印刷条件が決定していれば、CMYKデータにはプロファイルは埋め込まないルールにしている会社も多いでしょう。
ところが、RGB画像をCMYKにプロファイル変換後、普通に保存するとプロファイルが埋め込まれてしまいます。
ここでは、RGB画像をCMYK画像に変換したうえ、プロファイル埋め込みなしの画像データとして保存する手順をご紹介します。
印刷条件が決定している場合、CMYKデータにプロファイルを埋め込まないことも多い
画像データやレイアウトソフトのデータなど、印刷用のCMYKデータの色が意図せず変わることがあります。
そのような例は、たいていの場合、意図せずに何らかのプロファイルにプロファイル変換が行われてしまい、意図せずにCMYK値が変化してしまうために起こります。
そこで、CMYK値が変化しない対策をとることがあります。

作業内容 →
(1) CMYKプロファイルに関する抽出テキストによると、RGB画像をCMYKにプロファイル変換したあと普通に保存すると、どうなりますか。
(2) CMYKプロファイルについての抽出テキストを、最後の文の次から書き継いでください。

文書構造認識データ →
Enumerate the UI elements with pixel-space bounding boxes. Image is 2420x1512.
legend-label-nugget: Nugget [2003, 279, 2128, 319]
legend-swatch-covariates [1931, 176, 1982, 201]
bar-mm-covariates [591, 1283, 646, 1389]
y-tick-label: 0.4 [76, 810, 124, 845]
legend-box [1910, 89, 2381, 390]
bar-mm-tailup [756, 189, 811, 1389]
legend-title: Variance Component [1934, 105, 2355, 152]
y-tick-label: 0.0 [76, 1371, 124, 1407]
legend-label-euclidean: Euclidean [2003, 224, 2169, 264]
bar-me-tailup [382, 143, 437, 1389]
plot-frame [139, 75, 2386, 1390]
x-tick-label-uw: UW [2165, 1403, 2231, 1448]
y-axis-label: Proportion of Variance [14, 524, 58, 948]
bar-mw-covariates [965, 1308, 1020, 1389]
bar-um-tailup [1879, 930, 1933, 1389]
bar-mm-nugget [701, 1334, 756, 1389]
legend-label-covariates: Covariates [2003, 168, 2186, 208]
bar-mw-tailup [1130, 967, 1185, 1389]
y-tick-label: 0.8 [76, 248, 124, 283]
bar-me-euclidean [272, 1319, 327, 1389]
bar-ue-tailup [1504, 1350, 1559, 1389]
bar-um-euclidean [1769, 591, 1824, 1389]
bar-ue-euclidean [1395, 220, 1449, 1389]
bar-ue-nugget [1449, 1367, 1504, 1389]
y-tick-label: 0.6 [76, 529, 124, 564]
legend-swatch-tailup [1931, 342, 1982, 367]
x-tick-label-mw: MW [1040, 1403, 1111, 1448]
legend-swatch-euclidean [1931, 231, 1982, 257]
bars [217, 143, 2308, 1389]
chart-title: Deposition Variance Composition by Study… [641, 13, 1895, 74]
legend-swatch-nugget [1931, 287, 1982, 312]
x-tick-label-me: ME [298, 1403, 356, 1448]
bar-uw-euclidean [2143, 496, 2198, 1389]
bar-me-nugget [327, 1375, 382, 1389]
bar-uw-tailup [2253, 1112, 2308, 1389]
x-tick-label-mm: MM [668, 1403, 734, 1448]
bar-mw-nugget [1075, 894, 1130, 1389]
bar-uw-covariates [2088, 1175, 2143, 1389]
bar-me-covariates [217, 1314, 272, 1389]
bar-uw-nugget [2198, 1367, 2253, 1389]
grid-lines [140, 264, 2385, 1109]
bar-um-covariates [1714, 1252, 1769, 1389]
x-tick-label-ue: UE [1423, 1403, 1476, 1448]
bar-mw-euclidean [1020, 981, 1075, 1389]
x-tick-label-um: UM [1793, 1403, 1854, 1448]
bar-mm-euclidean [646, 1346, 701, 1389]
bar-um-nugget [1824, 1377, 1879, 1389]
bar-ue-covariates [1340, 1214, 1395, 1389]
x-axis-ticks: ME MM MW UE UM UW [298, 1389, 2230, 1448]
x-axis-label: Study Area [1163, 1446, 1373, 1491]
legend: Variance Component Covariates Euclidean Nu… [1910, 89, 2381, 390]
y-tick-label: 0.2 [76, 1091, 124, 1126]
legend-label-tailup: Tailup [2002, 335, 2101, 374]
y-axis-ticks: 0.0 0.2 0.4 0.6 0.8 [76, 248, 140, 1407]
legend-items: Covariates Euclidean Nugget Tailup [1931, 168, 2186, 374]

順番どおりの出力 →
(1) プロファイルが埋め込まれてしまいます。

(2)
印刷条件が決まったらCMYKデータを作る
印刷条件が決まれば、最適なCMYK値が決められます。
例えば、コート紙にJapanColorの条件で枚葉オフセット印刷する、と決まったとします。
この結果、例えばCMYKの平網の印刷結果がどのような色になるか分かるので、平編みの%も決められます。
RGBの画像データも、コート紙の枚葉オフセット印刷の条件を示したCMYKプロファイルであるJapanColor2011CoatedかJapanColor2001Coatedあたりにプロファイル変換して、CMYK画像に変換できます。
CMYK値が自動的に変えられることもある
印刷関連のソフトや機器類は、設定次第でCMYKデータのCMYK値を変えられるものがあります。
例えば、入ってきたCMYKデータのプロファイルをすべて捨ててしまう設定にできる機器もあります。
入ってきたCMYKデータにプロファイルが埋め込まれていたら、すべてJapanColor2001Uncoatedにプロファイルへ変換するよう設定できるような機器もあるでしょう。
そのように自動処理をいろいろ設定して、意図した通り作業が行われれば生産性が上がります。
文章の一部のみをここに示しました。